### Required task:
Output the entries verbatim, including every line.
+++ Records provided
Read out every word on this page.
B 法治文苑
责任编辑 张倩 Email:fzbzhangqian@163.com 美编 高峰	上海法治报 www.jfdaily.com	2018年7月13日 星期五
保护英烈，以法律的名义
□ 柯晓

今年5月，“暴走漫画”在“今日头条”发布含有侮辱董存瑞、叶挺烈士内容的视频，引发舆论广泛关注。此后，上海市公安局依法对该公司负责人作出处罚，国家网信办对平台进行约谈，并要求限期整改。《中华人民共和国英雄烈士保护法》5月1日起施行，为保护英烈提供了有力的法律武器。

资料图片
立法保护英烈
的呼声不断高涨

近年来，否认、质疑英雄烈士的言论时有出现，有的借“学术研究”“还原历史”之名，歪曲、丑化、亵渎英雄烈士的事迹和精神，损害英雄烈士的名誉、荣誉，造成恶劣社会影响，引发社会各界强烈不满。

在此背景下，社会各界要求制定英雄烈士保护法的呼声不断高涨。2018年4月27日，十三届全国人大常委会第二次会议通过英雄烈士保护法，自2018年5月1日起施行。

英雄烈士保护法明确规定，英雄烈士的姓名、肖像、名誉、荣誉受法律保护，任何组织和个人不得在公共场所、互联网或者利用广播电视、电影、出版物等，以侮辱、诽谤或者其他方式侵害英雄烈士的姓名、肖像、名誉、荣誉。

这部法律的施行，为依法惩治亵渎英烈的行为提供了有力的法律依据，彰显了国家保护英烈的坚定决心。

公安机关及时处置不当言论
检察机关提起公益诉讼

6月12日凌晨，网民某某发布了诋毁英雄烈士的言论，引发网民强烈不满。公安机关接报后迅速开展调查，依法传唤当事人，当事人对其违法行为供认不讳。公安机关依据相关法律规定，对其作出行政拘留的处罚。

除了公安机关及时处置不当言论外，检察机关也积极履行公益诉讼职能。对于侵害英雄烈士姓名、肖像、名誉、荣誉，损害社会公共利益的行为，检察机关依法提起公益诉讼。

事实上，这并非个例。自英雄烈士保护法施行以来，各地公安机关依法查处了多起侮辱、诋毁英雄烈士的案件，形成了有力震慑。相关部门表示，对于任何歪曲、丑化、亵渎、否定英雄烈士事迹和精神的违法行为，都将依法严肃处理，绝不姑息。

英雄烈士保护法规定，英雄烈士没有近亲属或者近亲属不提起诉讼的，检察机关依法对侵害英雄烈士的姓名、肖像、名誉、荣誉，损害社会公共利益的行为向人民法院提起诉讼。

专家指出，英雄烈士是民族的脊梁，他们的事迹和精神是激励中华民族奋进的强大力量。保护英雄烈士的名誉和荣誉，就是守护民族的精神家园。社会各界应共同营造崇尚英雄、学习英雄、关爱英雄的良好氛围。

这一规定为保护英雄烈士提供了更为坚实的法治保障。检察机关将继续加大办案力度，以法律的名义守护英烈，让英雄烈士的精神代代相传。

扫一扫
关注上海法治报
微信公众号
++++++
### Output of the exercise:
Read out every word on this page.
B 法治文苑
责任编辑 张倩 Email:fzbzhangqian@163.com 美编 高峰	上海法治报 www.jfdaily.com	2018年7月13日 星期五
保护英烈，以法律的名义
□ 柯晓

今年5月，“暴走漫画”在“今日头条”发布含有侮辱董存瑞、叶挺烈士内容的视频，引发舆论广泛关注。此后，上海市公安局依法对该公司负责人作出处罚，国家网信办对平台进行约谈，并要求限期整改。《中华人民共和国英雄烈士保护法》5月1日起施行，为保护英烈提供了有力的法律武器。

资料图片
立法保护英烈
的呼声不断高涨

近年来，否认、质疑英雄烈士的言论时有出现，有的借“学术研究”“还原历史”之名，歪曲、丑化、亵渎英雄烈士的事迹和精神，损害英雄烈士的名誉、荣誉，造成恶劣社会影响，引发社会各界强烈不满。

在此背景下，社会各界要求制定英雄烈士保护法的呼声不断高涨。2018年4月27日，十三届全国人大常委会第二次会议通过英雄烈士保护法，自2018年5月1日起施行。

英雄烈士保护法明确规定，英雄烈士的姓名、肖像、名誉、荣誉受法律保护，任何组织和个人不得在公共场所、互联网或者利用广播电视、电影、出版物等，以侮辱、诽谤或者其他方式侵害英雄烈士的姓名、肖像、名誉、荣誉。

这部法律的施行，为依法惩治亵渎英烈的行为提供了有力的法律依据，彰显了国家保护英烈的坚定决心。

公安机关及时处置不当言论
检察机关提起公益诉讼

6月12日凌晨，网民某某发布了诋毁英雄烈士的言论，引发网民强烈不满。公安机关接报后迅速开展调查，依法传唤当事人，当事人对其违法行为供认不讳。公安机关依据相关法律规定，对其作出行政拘留的处罚。

除了公安机关及时处置不当言论外，检察机关也积极履行公益诉讼职能。对于侵害英雄烈士姓名、肖像、名誉、荣誉，损害社会公共利益的行为，检察机关依法提起公益诉讼。

事实上，这并非个例。自英雄烈士保护法施行以来，各地公安机关依法查处了多起侮辱、诋毁英雄烈士的案件，形成了有力震慑。相关部门表示，对于任何歪曲、丑化、亵渎、否定英雄烈士事迹和精神的违法行为，都将依法严肃处理，绝不姑息。

英雄烈士保护法规定，英雄烈士没有近亲属或者近亲属不提起诉讼的，检察机关依法对侵害英雄烈士的姓名、肖像、名誉、荣誉，损害社会公共利益的行为向人民法院提起诉讼。

专家指出，英雄烈士是民族的脊梁，他们的事迹和精神是激励中华民族奋进的强大力量。保护英雄烈士的名誉和荣誉，就是守护民族的精神家园。社会各界应共同营造崇尚英雄、学习英雄、关爱英雄的良好氛围。

这一规定为保护英雄烈士提供了更为坚实的法治保障。检察机关将继续加大办案力度，以法律的名义守护英烈，让英雄烈士的精神代代相传。

扫一扫
关注上海法治报
微信公众号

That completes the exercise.